-- START PROVIDED MATERIAL --

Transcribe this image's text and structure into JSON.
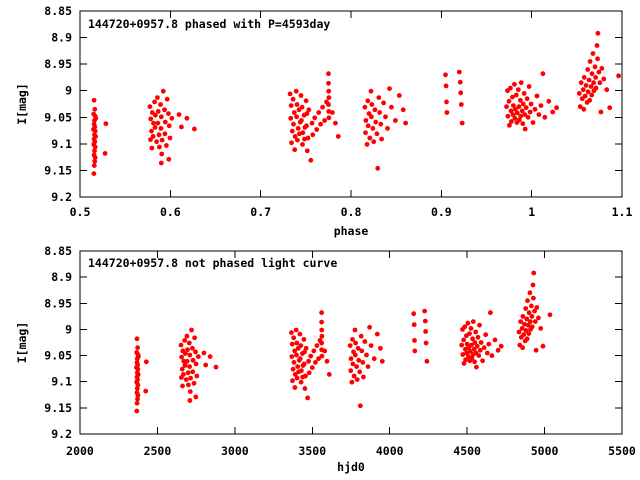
{
  "figure": {
    "background": "#ffffff",
    "axis_color": "#000000",
    "marker_color": "#ff0000"
  },
  "chart_data": [
    {
      "type": "scatter",
      "title": "144720+0957.8 phased with P=4593day",
      "xlabel": "phase",
      "ylabel": "I[mag]",
      "x_source": "phase",
      "period_days": 4593,
      "xlim": [
        0.5,
        1.1
      ],
      "ylim": [
        8.85,
        9.2
      ],
      "y_inverted": true,
      "grid": false,
      "legend": "none",
      "xtick_values": [
        0.5,
        0.6,
        0.7,
        0.8,
        0.9,
        1.0,
        1.1
      ],
      "xtick_labels": [
        "0.5",
        "0.6",
        "0.7",
        "0.8",
        "0.9",
        "1",
        "1.1"
      ],
      "ytick_values": [
        8.85,
        8.9,
        8.95,
        9.0,
        9.05,
        9.1,
        9.15,
        9.2
      ],
      "ytick_labels": [
        "8.85",
        "8.9",
        "8.95",
        "9",
        "9.05",
        "9.1",
        "9.15",
        "9.2"
      ],
      "marker_color": "#ff0000"
    },
    {
      "type": "scatter",
      "title": "144720+0957.8 not phased light curve",
      "xlabel": "hjd0",
      "ylabel": "I[mag]",
      "x_source": "hjd",
      "xlim": [
        2000,
        5500
      ],
      "ylim": [
        8.85,
        9.2
      ],
      "y_inverted": true,
      "grid": false,
      "legend": "none",
      "xtick_values": [
        2000,
        2500,
        3000,
        3500,
        4000,
        4500,
        5000,
        5500
      ],
      "xtick_labels": [
        "2000",
        "2500",
        "3000",
        "3500",
        "4000",
        "4500",
        "5000",
        "5500"
      ],
      "ytick_values": [
        8.85,
        8.9,
        8.95,
        9.0,
        9.05,
        9.1,
        9.15,
        9.2
      ],
      "ytick_labels": [
        "8.85",
        "8.9",
        "8.95",
        "9",
        "9.05",
        "9.1",
        "9.15",
        "9.2"
      ],
      "marker_color": "#ff0000"
    }
  ],
  "points_hjd_mag": [
    [
      2368,
      9.018
    ],
    [
      2372,
      9.035
    ],
    [
      2366,
      9.044
    ],
    [
      2374,
      9.048
    ],
    [
      2370,
      9.056
    ],
    [
      2377,
      9.052
    ],
    [
      2368,
      9.063
    ],
    [
      2372,
      9.068
    ],
    [
      2365,
      9.073
    ],
    [
      2374,
      9.076
    ],
    [
      2370,
      9.083
    ],
    [
      2376,
      9.086
    ],
    [
      2368,
      9.091
    ],
    [
      2372,
      9.096
    ],
    [
      2366,
      9.101
    ],
    [
      2374,
      9.106
    ],
    [
      2370,
      9.113
    ],
    [
      2368,
      9.121
    ],
    [
      2374,
      9.126
    ],
    [
      2371,
      9.133
    ],
    [
      2369,
      9.141
    ],
    [
      2367,
      9.156
    ],
    [
      2428,
      9.062
    ],
    [
      2424,
      9.118
    ],
    [
      2652,
      9.03
    ],
    [
      2656,
      9.053
    ],
    [
      2660,
      9.076
    ],
    [
      2655,
      9.092
    ],
    [
      2664,
      9.041
    ],
    [
      2670,
      9.061
    ],
    [
      2668,
      9.086
    ],
    [
      2662,
      9.108
    ],
    [
      2676,
      9.021
    ],
    [
      2680,
      9.046
    ],
    [
      2678,
      9.069
    ],
    [
      2686,
      9.096
    ],
    [
      2690,
      9.013
    ],
    [
      2694,
      9.039
    ],
    [
      2692,
      9.061
    ],
    [
      2698,
      9.083
    ],
    [
      2700,
      9.106
    ],
    [
      2706,
      9.026
    ],
    [
      2710,
      9.049
    ],
    [
      2708,
      9.071
    ],
    [
      2714,
      9.093
    ],
    [
      2712,
      9.119
    ],
    [
      2710,
      9.136
    ],
    [
      2720,
      9.001
    ],
    [
      2726,
      9.036
    ],
    [
      2730,
      9.059
    ],
    [
      2728,
      9.081
    ],
    [
      2736,
      9.103
    ],
    [
      2740,
      9.016
    ],
    [
      2746,
      9.043
    ],
    [
      2750,
      9.066
    ],
    [
      2754,
      9.089
    ],
    [
      2748,
      9.129
    ],
    [
      2764,
      9.052
    ],
    [
      2800,
      9.045
    ],
    [
      2812,
      9.068
    ],
    [
      2840,
      9.052
    ],
    [
      2878,
      9.072
    ],
    [
      3365,
      9.006
    ],
    [
      3370,
      9.028
    ],
    [
      3368,
      9.052
    ],
    [
      3376,
      9.076
    ],
    [
      3372,
      9.098
    ],
    [
      3380,
      9.016
    ],
    [
      3386,
      9.041
    ],
    [
      3382,
      9.063
    ],
    [
      3390,
      9.086
    ],
    [
      3388,
      9.111
    ],
    [
      3396,
      9.001
    ],
    [
      3400,
      9.026
    ],
    [
      3398,
      9.049
    ],
    [
      3406,
      9.071
    ],
    [
      3402,
      9.093
    ],
    [
      3410,
      9.036
    ],
    [
      3416,
      9.059
    ],
    [
      3412,
      9.081
    ],
    [
      3420,
      9.009
    ],
    [
      3426,
      9.031
    ],
    [
      3422,
      9.056
    ],
    [
      3430,
      9.079
    ],
    [
      3428,
      9.101
    ],
    [
      3436,
      9.046
    ],
    [
      3440,
      9.069
    ],
    [
      3438,
      9.091
    ],
    [
      3446,
      9.019
    ],
    [
      3450,
      9.043
    ],
    [
      3448,
      9.066
    ],
    [
      3456,
      9.089
    ],
    [
      3452,
      9.113
    ],
    [
      3460,
      9.036
    ],
    [
      3470,
      9.131
    ],
    [
      3476,
      9.061
    ],
    [
      3480,
      9.083
    ],
    [
      3490,
      9.051
    ],
    [
      3500,
      9.073
    ],
    [
      3510,
      9.041
    ],
    [
      3520,
      9.063
    ],
    [
      3530,
      9.031
    ],
    [
      3540,
      9.056
    ],
    [
      3550,
      9.021
    ],
    [
      3560,
      8.968
    ],
    [
      3560,
      8.986
    ],
    [
      3561,
      9.001
    ],
    [
      3562,
      9.013
    ],
    [
      3560,
      9.026
    ],
    [
      3561,
      9.039
    ],
    [
      3562,
      9.051
    ],
    [
      3580,
      9.041
    ],
    [
      3595,
      9.061
    ],
    [
      3610,
      9.086
    ],
    [
      3745,
      9.031
    ],
    [
      3750,
      9.056
    ],
    [
      3748,
      9.079
    ],
    [
      3756,
      9.101
    ],
    [
      3760,
      9.019
    ],
    [
      3766,
      9.043
    ],
    [
      3762,
      9.066
    ],
    [
      3770,
      9.089
    ],
    [
      3776,
      9.001
    ],
    [
      3780,
      9.026
    ],
    [
      3778,
      9.049
    ],
    [
      3786,
      9.071
    ],
    [
      3790,
      9.096
    ],
    [
      3796,
      9.036
    ],
    [
      3800,
      9.059
    ],
    [
      3810,
      9.146
    ],
    [
      3806,
      9.081
    ],
    [
      3816,
      9.013
    ],
    [
      3820,
      9.041
    ],
    [
      3826,
      9.063
    ],
    [
      3830,
      9.091
    ],
    [
      3840,
      9.023
    ],
    [
      3850,
      9.049
    ],
    [
      3860,
      9.071
    ],
    [
      3870,
      8.996
    ],
    [
      3880,
      9.031
    ],
    [
      3900,
      9.056
    ],
    [
      3920,
      9.009
    ],
    [
      3940,
      9.036
    ],
    [
      3952,
      9.061
    ],
    [
      4155,
      8.97
    ],
    [
      4158,
      8.991
    ],
    [
      4160,
      9.021
    ],
    [
      4162,
      9.041
    ],
    [
      4225,
      8.965
    ],
    [
      4230,
      8.984
    ],
    [
      4232,
      9.004
    ],
    [
      4235,
      9.026
    ],
    [
      4240,
      9.061
    ],
    [
      4465,
      9.03
    ],
    [
      4470,
      9.0
    ],
    [
      4472,
      9.048
    ],
    [
      4478,
      9.02
    ],
    [
      4480,
      9.065
    ],
    [
      4485,
      8.995
    ],
    [
      4488,
      9.038
    ],
    [
      4490,
      9.058
    ],
    [
      4495,
      9.012
    ],
    [
      4498,
      9.045
    ],
    [
      4500,
      9.028
    ],
    [
      4505,
      8.988
    ],
    [
      4508,
      9.052
    ],
    [
      4510,
      9.035
    ],
    [
      4515,
      9.008
    ],
    [
      4518,
      9.06
    ],
    [
      4520,
      9.042
    ],
    [
      4525,
      8.998
    ],
    [
      4528,
      9.03
    ],
    [
      4530,
      9.055
    ],
    [
      4535,
      9.018
    ],
    [
      4538,
      9.048
    ],
    [
      4540,
      8.985
    ],
    [
      4545,
      9.038
    ],
    [
      4548,
      9.062
    ],
    [
      4550,
      9.025
    ],
    [
      4555,
      9.005
    ],
    [
      4558,
      9.045
    ],
    [
      4560,
      9.072
    ],
    [
      4565,
      9.032
    ],
    [
      4570,
      9.015
    ],
    [
      4575,
      9.05
    ],
    [
      4580,
      8.992
    ],
    [
      4585,
      9.04
    ],
    [
      4590,
      9.025
    ],
    [
      4600,
      9.06
    ],
    [
      4610,
      9.035
    ],
    [
      4620,
      9.01
    ],
    [
      4630,
      9.045
    ],
    [
      4640,
      9.028
    ],
    [
      4650,
      8.968
    ],
    [
      4660,
      9.05
    ],
    [
      4680,
      9.02
    ],
    [
      4700,
      9.04
    ],
    [
      4720,
      9.032
    ],
    [
      4835,
      9.005
    ],
    [
      4840,
      9.03
    ],
    [
      4845,
      8.985
    ],
    [
      4850,
      9.015
    ],
    [
      4855,
      8.998
    ],
    [
      4858,
      9.035
    ],
    [
      4860,
      8.975
    ],
    [
      4865,
      9.01
    ],
    [
      4870,
      8.99
    ],
    [
      4875,
      9.022
    ],
    [
      4878,
      8.96
    ],
    [
      4880,
      9.002
    ],
    [
      4885,
      8.98
    ],
    [
      4888,
      9.018
    ],
    [
      4890,
      8.945
    ],
    [
      4895,
      8.992
    ],
    [
      4898,
      9.008
    ],
    [
      4900,
      8.968
    ],
    [
      4905,
      8.93
    ],
    [
      4908,
      8.985
    ],
    [
      4910,
      9.0
    ],
    [
      4915,
      8.955
    ],
    [
      4918,
      8.975
    ],
    [
      4920,
      8.995
    ],
    [
      4925,
      8.915
    ],
    [
      4928,
      8.94
    ],
    [
      4930,
      8.892
    ],
    [
      4935,
      8.965
    ],
    [
      4940,
      8.985
    ],
    [
      4945,
      9.04
    ],
    [
      4950,
      8.958
    ],
    [
      4960,
      8.978
    ],
    [
      4975,
      8.998
    ],
    [
      4990,
      9.032
    ],
    [
      5035,
      8.972
    ]
  ]
}
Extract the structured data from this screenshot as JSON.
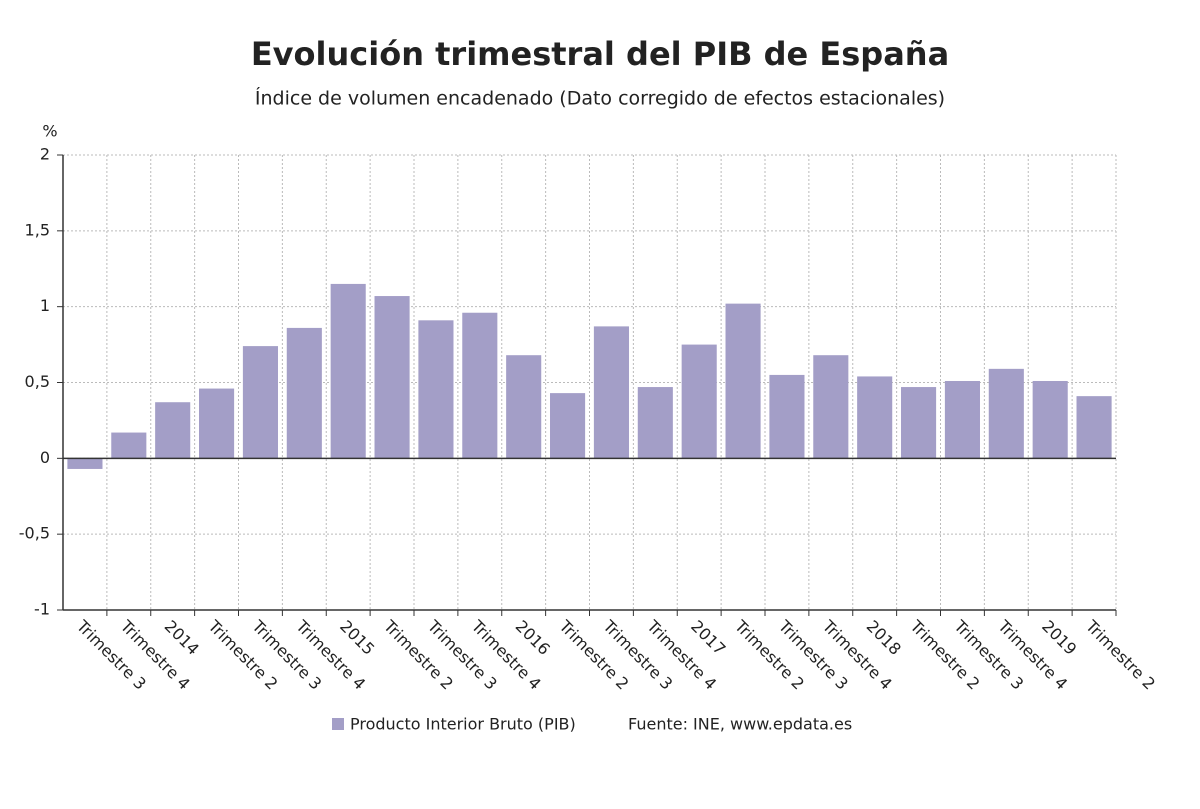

-- END PROVIDED MATERIAL --

TASK TO COMPLETE:
Report the number of lines containing the string "this" and add nothing to it.

FULL SOLUTION:
2